Required work :: Take the data below and repeat it exactly.

Raw records ::
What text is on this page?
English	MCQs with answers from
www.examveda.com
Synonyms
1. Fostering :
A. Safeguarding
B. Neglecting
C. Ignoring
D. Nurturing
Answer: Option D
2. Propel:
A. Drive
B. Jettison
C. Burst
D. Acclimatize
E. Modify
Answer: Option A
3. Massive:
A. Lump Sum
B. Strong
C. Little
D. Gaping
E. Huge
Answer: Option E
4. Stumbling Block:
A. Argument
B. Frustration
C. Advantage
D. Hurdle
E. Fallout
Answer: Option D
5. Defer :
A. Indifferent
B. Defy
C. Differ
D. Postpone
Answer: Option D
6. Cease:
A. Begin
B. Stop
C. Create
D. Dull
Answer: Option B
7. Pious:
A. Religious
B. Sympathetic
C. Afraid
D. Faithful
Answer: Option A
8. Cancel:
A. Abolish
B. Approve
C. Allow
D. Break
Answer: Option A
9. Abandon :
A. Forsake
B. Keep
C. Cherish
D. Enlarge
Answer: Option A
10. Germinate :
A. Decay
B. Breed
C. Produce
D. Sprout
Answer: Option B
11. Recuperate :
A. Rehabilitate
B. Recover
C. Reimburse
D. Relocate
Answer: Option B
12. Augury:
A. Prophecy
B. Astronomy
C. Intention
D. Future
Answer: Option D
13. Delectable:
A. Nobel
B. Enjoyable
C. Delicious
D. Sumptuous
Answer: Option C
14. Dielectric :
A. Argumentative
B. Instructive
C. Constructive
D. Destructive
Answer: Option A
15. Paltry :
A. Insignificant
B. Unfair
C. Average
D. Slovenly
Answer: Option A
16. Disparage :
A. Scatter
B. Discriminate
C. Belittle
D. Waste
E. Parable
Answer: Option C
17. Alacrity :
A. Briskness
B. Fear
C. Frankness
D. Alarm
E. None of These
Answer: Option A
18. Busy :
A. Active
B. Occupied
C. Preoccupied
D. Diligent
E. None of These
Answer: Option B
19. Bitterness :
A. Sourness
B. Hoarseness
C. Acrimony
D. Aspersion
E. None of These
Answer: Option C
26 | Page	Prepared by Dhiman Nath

Exercise response ::
What text is on this page?
English	MCQs with answers from
www.examveda.com
Synonyms
1. Fostering :
A. Safeguarding
B. Neglecting
C. Ignoring
D. Nurturing
Answer: Option D
2. Propel:
A. Drive
B. Jettison
C. Burst
D. Acclimatize
E. Modify
Answer: Option A
3. Massive:
A. Lump Sum
B. Strong
C. Little
D. Gaping
E. Huge
Answer: Option E
4. Stumbling Block:
A. Argument
B. Frustration
C. Advantage
D. Hurdle
E. Fallout
Answer: Option D
5. Defer :
A. Indifferent
B. Defy
C. Differ
D. Postpone
Answer: Option D
6. Cease:
A. Begin
B. Stop
C. Create
D. Dull
Answer: Option B
7. Pious:
A. Religious
B. Sympathetic
C. Afraid
D. Faithful
Answer: Option A
8. Cancel:
A. Abolish
B. Approve
C. Allow
D. Break
Answer: Option A
9. Abandon :
A. Forsake
B. Keep
C. Cherish
D. Enlarge
Answer: Option A
10. Germinate :
A. Decay
B. Breed
C. Produce
D. Sprout
Answer: Option B
11. Recuperate :
A. Rehabilitate
B. Recover
C. Reimburse
D. Relocate
Answer: Option B
12. Augury:
A. Prophecy
B. Astronomy
C. Intention
D. Future
Answer: Option D
13. Delectable:
A. Nobel
B. Enjoyable
C. Delicious
D. Sumptuous
Answer: Option C
14. Dielectric :
A. Argumentative
B. Instructive
C. Constructive
D. Destructive
Answer: Option A
15. Paltry :
A. Insignificant
B. Unfair
C. Average
D. Slovenly
Answer: Option A
16. Disparage :
A. Scatter
B. Discriminate
C. Belittle
D. Waste
E. Parable
Answer: Option C
17. Alacrity :
A. Briskness
B. Fear
C. Frankness
D. Alarm
E. None of These
Answer: Option A
18. Busy :
A. Active
B. Occupied
C. Preoccupied
D. Diligent
E. None of These
Answer: Option B
19. Bitterness :
A. Sourness
B. Hoarseness
C. Acrimony
D. Aspersion
E. None of These
Answer: Option C
26 | Page	Prepared by Dhiman Nath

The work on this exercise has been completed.